# Input start
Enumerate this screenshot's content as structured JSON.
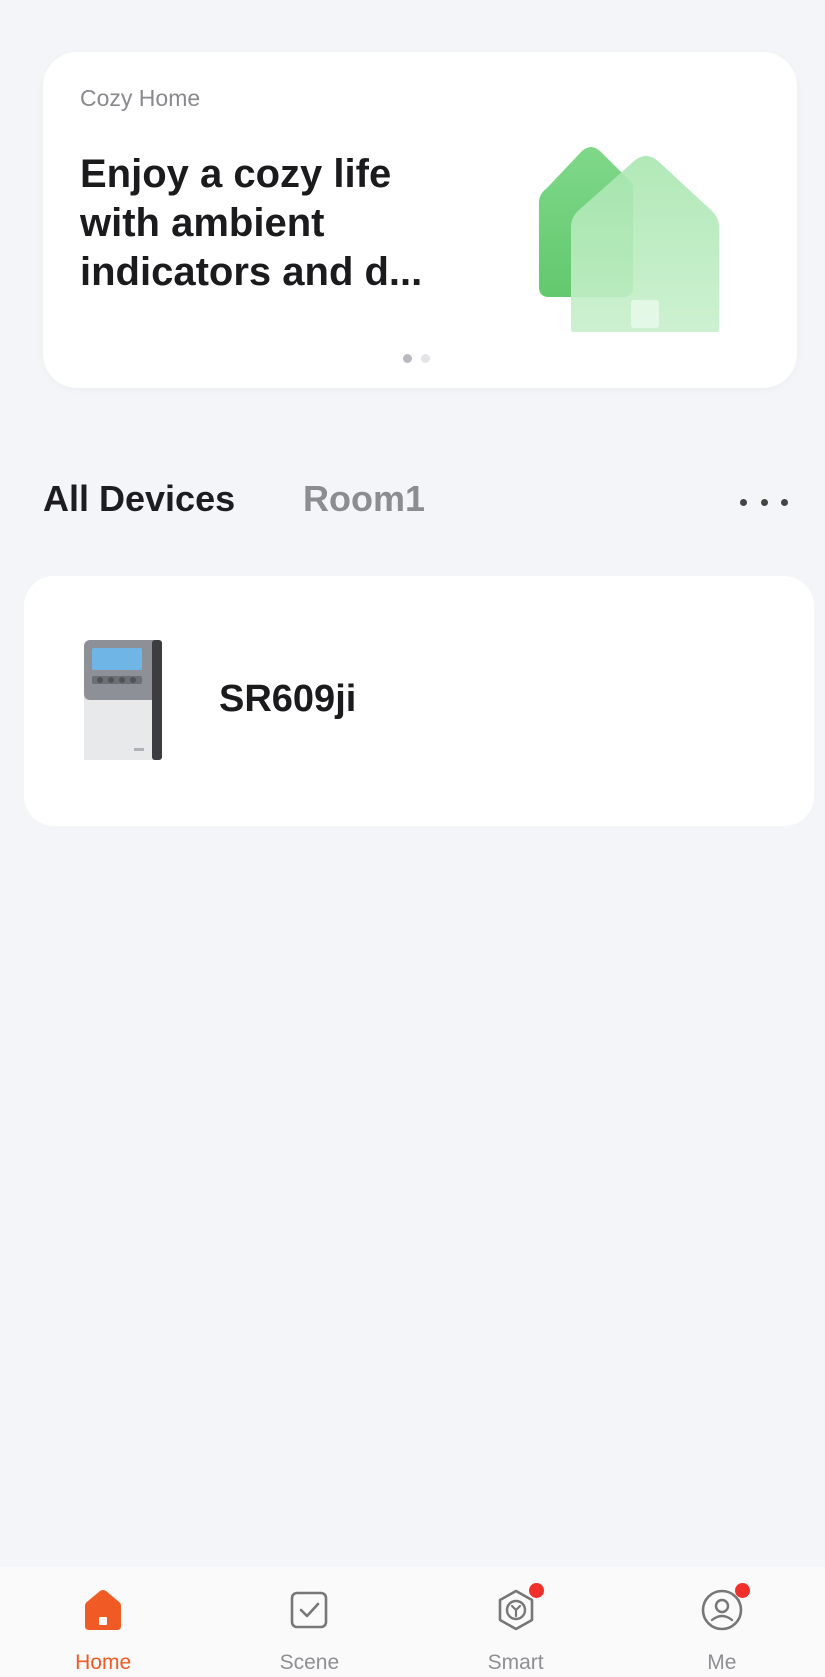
{
  "banner": {
    "tag": "Cozy Home",
    "title": "Enjoy a cozy life with ambient indicators and d...",
    "pages": 2,
    "active_page": 1,
    "illustration_icon": "green-houses-icon"
  },
  "tabs": [
    {
      "label": "All Devices",
      "active": true
    },
    {
      "label": "Room1",
      "active": false
    }
  ],
  "more_icon": "more-dots-icon",
  "devices": [
    {
      "name": "SR609ji",
      "icon": "solar-controller-device-image"
    }
  ],
  "bottom_nav": [
    {
      "label": "Home",
      "icon": "home-icon",
      "active": true,
      "badge": false
    },
    {
      "label": "Scene",
      "icon": "scene-check-icon",
      "active": false,
      "badge": false
    },
    {
      "label": "Smart",
      "icon": "smart-hex-icon",
      "active": false,
      "badge": true
    },
    {
      "label": "Me",
      "icon": "profile-icon",
      "active": false,
      "badge": true
    }
  ],
  "colors": {
    "accent": "#f05a24",
    "badge": "#f2302b",
    "background": "#f4f5f9",
    "house_green": "#6fd07a"
  }
}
# Input end
Work required -> Copy out each line word for word, please, skipping the images.

Written response ->
Enumerate this screenshot's content as structured JSON.
{
  "banner": {
    "tag": "Cozy Home",
    "title": "Enjoy a cozy life with ambient indicators and d...",
    "pages": 2,
    "active_page": 1,
    "illustration_icon": "green-houses-icon"
  },
  "tabs": [
    {
      "label": "All Devices",
      "active": true
    },
    {
      "label": "Room1",
      "active": false
    }
  ],
  "more_icon": "more-dots-icon",
  "devices": [
    {
      "name": "SR609ji",
      "icon": "solar-controller-device-image"
    }
  ],
  "bottom_nav": [
    {
      "label": "Home",
      "icon": "home-icon",
      "active": true,
      "badge": false
    },
    {
      "label": "Scene",
      "icon": "scene-check-icon",
      "active": false,
      "badge": false
    },
    {
      "label": "Smart",
      "icon": "smart-hex-icon",
      "active": false,
      "badge": true
    },
    {
      "label": "Me",
      "icon": "profile-icon",
      "active": false,
      "badge": true
    }
  ],
  "colors": {
    "accent": "#f05a24",
    "badge": "#f2302b",
    "background": "#f4f5f9",
    "house_green": "#6fd07a"
  }
}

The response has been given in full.